Set every record down verbatim and omit the pictures.

----------------------------------------

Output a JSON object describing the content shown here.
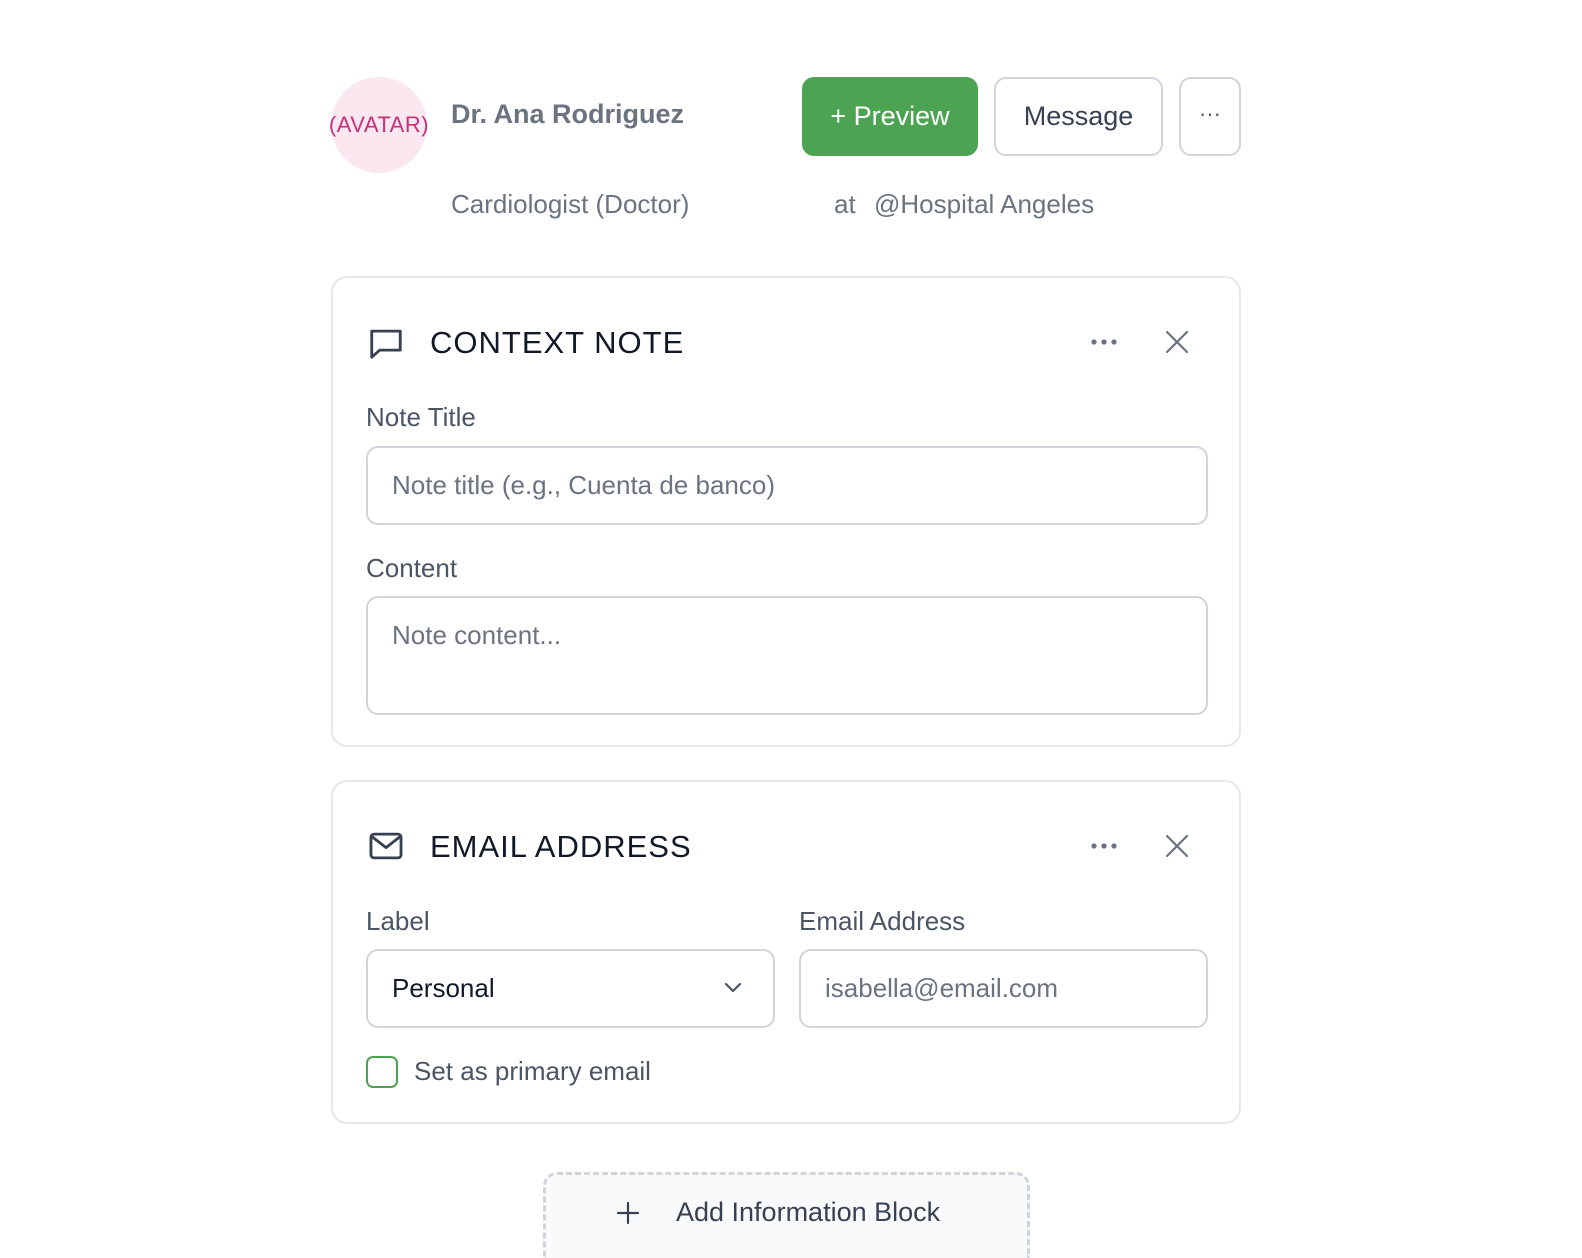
{
  "profile": {
    "avatar_text": "(AVATAR)",
    "name": "Dr. Ana Rodriguez",
    "role": "Cardiologist (Doctor)",
    "at_label": "at",
    "organization": "@Hospital Angeles"
  },
  "actions": {
    "preview_label": "+ Preview",
    "message_label": "Message",
    "more_label": "···"
  },
  "context_note": {
    "title": "CONTEXT NOTE",
    "icon": "message-square-icon",
    "note_title_label": "Note Title",
    "note_title_placeholder": "Note title (e.g., Cuenta de banco)",
    "note_title_value": "",
    "content_label": "Content",
    "content_placeholder": "Note content...",
    "content_value": ""
  },
  "email_block": {
    "title": "EMAIL ADDRESS",
    "icon": "mail-icon",
    "label_field_label": "Label",
    "label_value": "Personal",
    "email_field_label": "Email Address",
    "email_placeholder": "isabella@email.com",
    "email_value": "",
    "primary_checkbox_label": "Set as primary email",
    "primary_checked": false
  },
  "add_block": {
    "label": "Add Information Block"
  },
  "colors": {
    "accent_green": "#4ca452",
    "avatar_bg": "#fbe7f0",
    "avatar_text": "#c8307a"
  }
}
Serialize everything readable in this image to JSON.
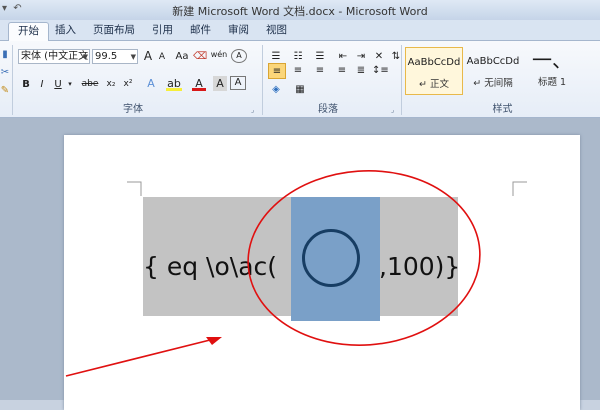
{
  "window": {
    "title": "新建 Microsoft Word 文档.docx - Microsoft Word"
  },
  "tabs": [
    {
      "label": "开始",
      "active": true
    },
    {
      "label": "插入"
    },
    {
      "label": "页面布局"
    },
    {
      "label": "引用"
    },
    {
      "label": "邮件"
    },
    {
      "label": "审阅"
    },
    {
      "label": "视图"
    }
  ],
  "font_group": {
    "label": "字体",
    "font_name": "宋体 (中文正文",
    "font_size": "99.5",
    "bold": "B",
    "italic": "I",
    "underline": "U",
    "strike": "abe",
    "subscript": "x₂",
    "superscript": "x²",
    "clear": "Aa",
    "font_color": "A",
    "phonetic": "wén",
    "enclose": "A",
    "grow": "A",
    "shrink": "A",
    "text_effect": "A"
  },
  "paragraph_group": {
    "label": "段落"
  },
  "styles_group": {
    "label": "样式",
    "items": [
      {
        "preview": "AaBbCcDd",
        "name": "↵ 正文",
        "selected": true
      },
      {
        "preview": "AaBbCcDd",
        "name": "↵ 无间隔"
      },
      {
        "preview": "一、",
        "name": "标题 1"
      }
    ]
  },
  "document": {
    "field_code_left": "{  eq \\o\\ac(",
    "field_code_right": ",100)}"
  },
  "colors": {
    "annotation": "#e01010",
    "field_shading": "#c3c3c3",
    "selection": "#7aa0c8"
  }
}
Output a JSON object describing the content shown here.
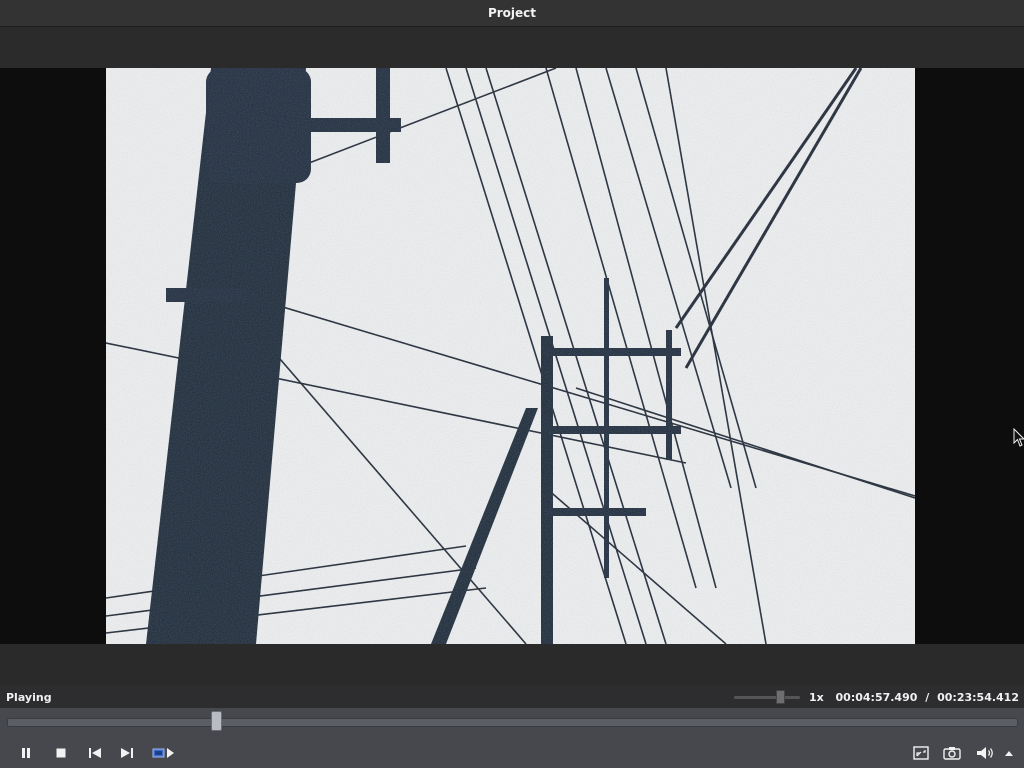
{
  "window": {
    "title": "Project"
  },
  "player": {
    "status": "Playing",
    "speed": "1x",
    "speed_level": 0.7,
    "current_time": "00:04:57.490",
    "separator": "/",
    "total_time": "00:23:54.412",
    "progress": 0.207
  },
  "controls": {
    "left": [
      "pause-icon",
      "stop-icon",
      "previous-frame-icon",
      "next-frame-icon",
      "playlist-icon"
    ],
    "right": [
      "fullscreen-icon",
      "snapshot-icon",
      "volume-icon",
      "menu-up-icon"
    ]
  },
  "colors": {
    "title_bar": "#333333",
    "controls_bg": "#46484d",
    "video_bg": "#eef0f2"
  }
}
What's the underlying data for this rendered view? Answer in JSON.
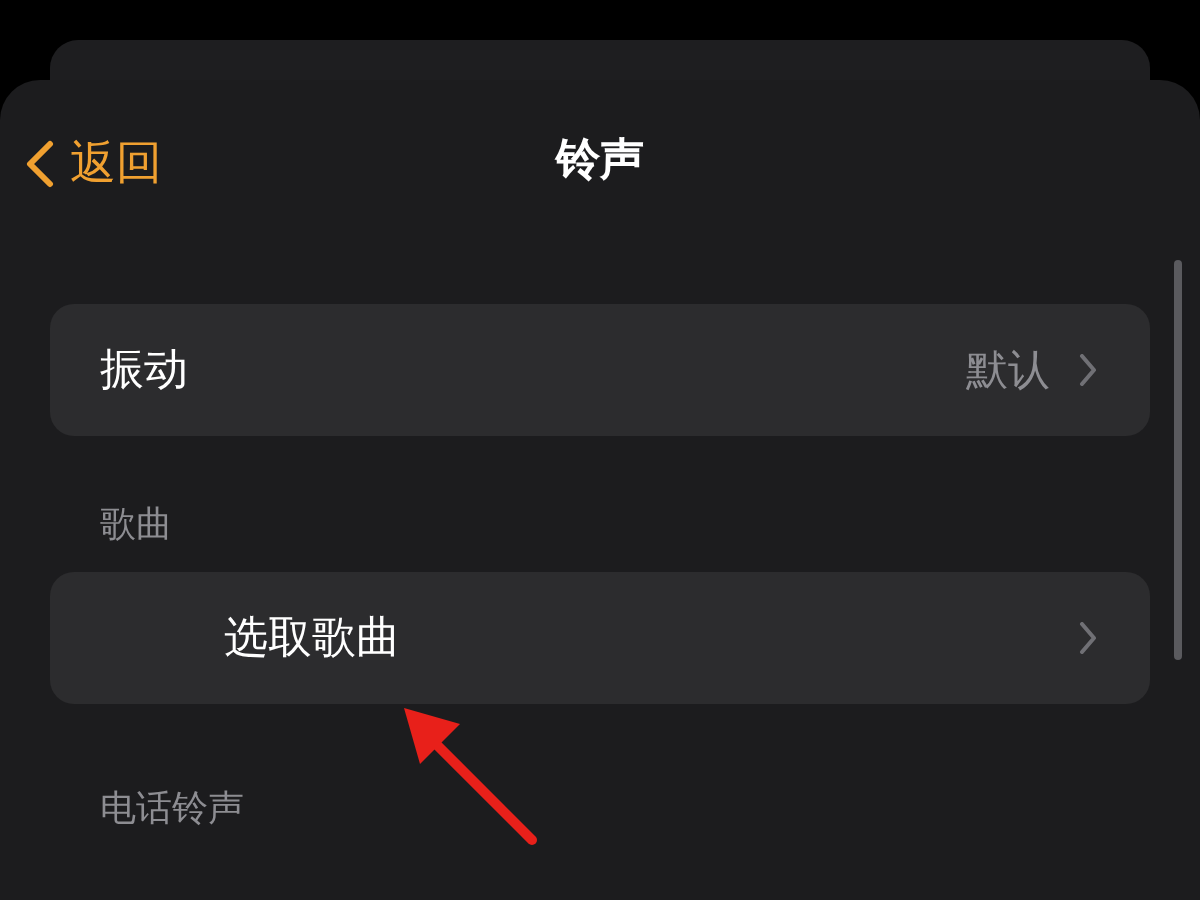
{
  "nav": {
    "back": "返回",
    "title": "铃声"
  },
  "sections": [
    {
      "rows": [
        {
          "kind": "value",
          "label": "振动",
          "value": "默认"
        }
      ]
    },
    {
      "header": "歌曲",
      "rows": [
        {
          "kind": "picker",
          "label": "选取歌曲"
        }
      ]
    },
    {
      "header": "电话铃声"
    }
  ],
  "annotation_arrow": true
}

----------------------------------------

Expected output =
Output a JSON object describing the content shown here.
{
  "profile": {
    "avatar_text": "(AVATAR)",
    "name": "Dr. Ana Rodriguez",
    "role": "Cardiologist (Doctor)",
    "at_label": "at",
    "organization": "@Hospital Angeles"
  },
  "actions": {
    "preview_label": "+ Preview",
    "message_label": "Message",
    "more_label": "···"
  },
  "context_note": {
    "title": "CONTEXT NOTE",
    "icon": "message-square-icon",
    "note_title_label": "Note Title",
    "note_title_placeholder": "Note title (e.g., Cuenta de banco)",
    "note_title_value": "",
    "content_label": "Content",
    "content_placeholder": "Note content...",
    "content_value": ""
  },
  "email_block": {
    "title": "EMAIL ADDRESS",
    "icon": "mail-icon",
    "label_field_label": "Label",
    "label_value": "Personal",
    "email_field_label": "Email Address",
    "email_placeholder": "isabella@email.com",
    "email_value": "",
    "primary_checkbox_label": "Set as primary email",
    "primary_checked": false
  },
  "add_block": {
    "label": "Add Information Block"
  },
  "colors": {
    "accent_green": "#4ca452",
    "avatar_bg": "#fbe7f0",
    "avatar_text": "#c8307a"
  }
}
Serialize everything readable in this image to JSON.
{
  "window": {
    "title": "新建 Microsoft Word 文档.docx - Microsoft Word"
  },
  "tabs": [
    {
      "label": "开始",
      "active": true
    },
    {
      "label": "插入"
    },
    {
      "label": "页面布局"
    },
    {
      "label": "引用"
    },
    {
      "label": "邮件"
    },
    {
      "label": "审阅"
    },
    {
      "label": "视图"
    }
  ],
  "font_group": {
    "label": "字体",
    "font_name": "宋体 (中文正文",
    "font_size": "99.5",
    "bold": "B",
    "italic": "I",
    "underline": "U",
    "strike": "abe",
    "subscript": "x₂",
    "superscript": "x²",
    "clear": "Aa",
    "font_color": "A",
    "phonetic": "wén",
    "enclose": "A",
    "grow": "A",
    "shrink": "A",
    "text_effect": "A"
  },
  "paragraph_group": {
    "label": "段落"
  },
  "styles_group": {
    "label": "样式",
    "items": [
      {
        "preview": "AaBbCcDd",
        "name": "↵ 正文",
        "selected": true
      },
      {
        "preview": "AaBbCcDd",
        "name": "↵ 无间隔"
      },
      {
        "preview": "一、",
        "name": "标题 1"
      }
    ]
  },
  "document": {
    "field_code_left": "{  eq \\o\\ac(",
    "field_code_right": ",100)}"
  },
  "colors": {
    "annotation": "#e01010",
    "field_shading": "#c3c3c3",
    "selection": "#7aa0c8"
  }
}
Output a JSON object describing the content shown here.
{
  "window": {
    "title": "Project"
  },
  "player": {
    "status": "Playing",
    "speed": "1x",
    "speed_level": 0.7,
    "current_time": "00:04:57.490",
    "separator": "/",
    "total_time": "00:23:54.412",
    "progress": 0.207
  },
  "controls": {
    "left": [
      "pause-icon",
      "stop-icon",
      "previous-frame-icon",
      "next-frame-icon",
      "playlist-icon"
    ],
    "right": [
      "fullscreen-icon",
      "snapshot-icon",
      "volume-icon",
      "menu-up-icon"
    ]
  },
  "colors": {
    "title_bar": "#333333",
    "controls_bg": "#46484d",
    "video_bg": "#eef0f2"
  }
}
What's the underlying data for this rendered view? Answer in JSON.
{
  "nav": {
    "back": "返回",
    "title": "铃声"
  },
  "sections": [
    {
      "rows": [
        {
          "kind": "value",
          "label": "振动",
          "value": "默认"
        }
      ]
    },
    {
      "header": "歌曲",
      "rows": [
        {
          "kind": "picker",
          "label": "选取歌曲"
        }
      ]
    },
    {
      "header": "电话铃声"
    }
  ],
  "annotation_arrow": true
}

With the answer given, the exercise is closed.